Entries from a visual dataset
+ + +
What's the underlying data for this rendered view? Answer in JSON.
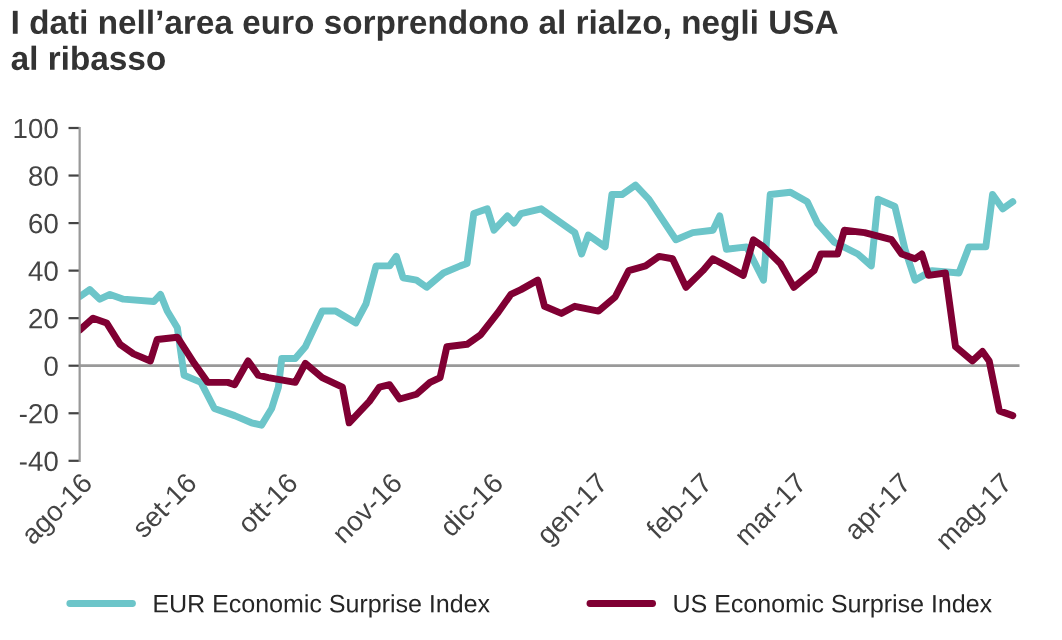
{
  "chart_data": {
    "type": "line",
    "title": "I dati nell’area euro sorprendono al rialzo, negli USA\nal ribasso",
    "xlim": [
      "2016-08-01",
      "2017-05-07"
    ],
    "ylim": [
      -40,
      100
    ],
    "yticks": [
      -40,
      -20,
      0,
      20,
      40,
      60,
      80,
      100
    ],
    "xticks": [
      {
        "value": "2016-08-01",
        "label": "ago-16"
      },
      {
        "value": "2016-09-01",
        "label": "set-16"
      },
      {
        "value": "2016-10-01",
        "label": "ott-16"
      },
      {
        "value": "2016-11-01",
        "label": "nov-16"
      },
      {
        "value": "2016-12-01",
        "label": "dic-16"
      },
      {
        "value": "2017-01-01",
        "label": "gen-17"
      },
      {
        "value": "2017-02-01",
        "label": "feb-17"
      },
      {
        "value": "2017-03-01",
        "label": "mar-17"
      },
      {
        "value": "2017-04-01",
        "label": "apr-17"
      },
      {
        "value": "2017-05-01",
        "label": "mag-17"
      }
    ],
    "ref_lines": [
      {
        "axis": "y",
        "value": 0,
        "label": null,
        "color": "#999999"
      }
    ],
    "grid": false,
    "legend": "bottom",
    "marker": "none",
    "line_style": "solid",
    "series": [
      {
        "name": "EUR Economic Surprise Index",
        "color": "#6cc5c9",
        "x": [
          "2016-08-01",
          "2016-08-04",
          "2016-08-07",
          "2016-08-10",
          "2016-08-14",
          "2016-08-23",
          "2016-08-25",
          "2016-08-27",
          "2016-08-30",
          "2016-09-01",
          "2016-09-06",
          "2016-09-10",
          "2016-09-16",
          "2016-09-21",
          "2016-09-24",
          "2016-09-27",
          "2016-09-29",
          "2016-09-30",
          "2016-10-04",
          "2016-10-07",
          "2016-10-12",
          "2016-10-16",
          "2016-10-22",
          "2016-10-25",
          "2016-10-28",
          "2016-11-01",
          "2016-11-03",
          "2016-11-05",
          "2016-11-09",
          "2016-11-12",
          "2016-11-17",
          "2016-11-22",
          "2016-11-24",
          "2016-11-26",
          "2016-11-30",
          "2016-12-02",
          "2016-12-06",
          "2016-12-08",
          "2016-12-10",
          "2016-12-16",
          "2016-12-20",
          "2016-12-26",
          "2016-12-28",
          "2016-12-30",
          "2017-01-04",
          "2017-01-06",
          "2017-01-09",
          "2017-01-13",
          "2017-01-17",
          "2017-01-25",
          "2017-01-30",
          "2017-02-05",
          "2017-02-07",
          "2017-02-09",
          "2017-02-15",
          "2017-02-20",
          "2017-02-22",
          "2017-02-28",
          "2017-03-05",
          "2017-03-08",
          "2017-03-13",
          "2017-03-20",
          "2017-03-24",
          "2017-03-26",
          "2017-03-31",
          "2017-04-03",
          "2017-04-06",
          "2017-04-11",
          "2017-04-19",
          "2017-04-22",
          "2017-04-27",
          "2017-04-29",
          "2017-05-02",
          "2017-05-05"
        ],
        "values": [
          29,
          32,
          28,
          30,
          28,
          27,
          30,
          23,
          16,
          -4,
          -7,
          -18,
          -21,
          -24,
          -25,
          -18,
          -9,
          3,
          3,
          8,
          23,
          23,
          18,
          26,
          42,
          42,
          46,
          37,
          36,
          33,
          39,
          42,
          43,
          64,
          66,
          57,
          63,
          60,
          64,
          66,
          62,
          56,
          47,
          55,
          50,
          72,
          72,
          76,
          70,
          53,
          56,
          57,
          63,
          49,
          50,
          36,
          72,
          73,
          69,
          60,
          52,
          47,
          42,
          70,
          67,
          49,
          36,
          40,
          39,
          50,
          50,
          72,
          66,
          69
        ]
      },
      {
        "name": "US Economic Surprise Index",
        "color": "#800033",
        "x": [
          "2016-08-01",
          "2016-08-05",
          "2016-08-09",
          "2016-08-13",
          "2016-08-17",
          "2016-08-22",
          "2016-08-24",
          "2016-08-30",
          "2016-09-04",
          "2016-09-08",
          "2016-09-14",
          "2016-09-16",
          "2016-09-20",
          "2016-09-23",
          "2016-09-26",
          "2016-10-04",
          "2016-10-07",
          "2016-10-12",
          "2016-10-18",
          "2016-10-20",
          "2016-10-26",
          "2016-10-29",
          "2016-11-01",
          "2016-11-04",
          "2016-11-09",
          "2016-11-13",
          "2016-11-16",
          "2016-11-18",
          "2016-11-24",
          "2016-11-28",
          "2016-12-03",
          "2016-12-07",
          "2016-12-10",
          "2016-12-15",
          "2016-12-17",
          "2016-12-22",
          "2016-12-26",
          "2017-01-02",
          "2017-01-07",
          "2017-01-11",
          "2017-01-16",
          "2017-01-20",
          "2017-01-24",
          "2017-01-28",
          "2017-02-02",
          "2017-02-05",
          "2017-02-09",
          "2017-02-14",
          "2017-02-17",
          "2017-02-20",
          "2017-02-25",
          "2017-03-01",
          "2017-03-07",
          "2017-03-09",
          "2017-03-14",
          "2017-03-16",
          "2017-03-22",
          "2017-03-30",
          "2017-04-02",
          "2017-04-06",
          "2017-04-08",
          "2017-04-10",
          "2017-04-15",
          "2017-04-18",
          "2017-04-23",
          "2017-04-26",
          "2017-04-28",
          "2017-05-01",
          "2017-05-05"
        ],
        "values": [
          15,
          20,
          18,
          9,
          5,
          2,
          11,
          12,
          1,
          -7,
          -7,
          -8,
          2,
          -4,
          -5,
          -7,
          1,
          -5,
          -9,
          -24,
          -15,
          -9,
          -8,
          -14,
          -12,
          -7,
          -5,
          8,
          9,
          13,
          22,
          30,
          32,
          36,
          25,
          22,
          25,
          23,
          29,
          40,
          42,
          46,
          45,
          33,
          40,
          45,
          42,
          38,
          53,
          50,
          43,
          33,
          40,
          47,
          47,
          57,
          56,
          53,
          47,
          45,
          47,
          38,
          39,
          8,
          2,
          6,
          2,
          -19,
          -21
        ]
      }
    ]
  }
}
+ + +
* _Exercise aim_: Using the records above, copy every line that has the word "label" in it.

* _Solution below_:
        "label": "ago-16"
        "label": "set-16"
        "label": "ott-16"
        "label": "nov-16"
        "label": "dic-16"
        "label": "gen-17"
        "label": "feb-17"
        "label": "mar-17"
        "label": "apr-17"
        "label": "mag-17"
        "label": null,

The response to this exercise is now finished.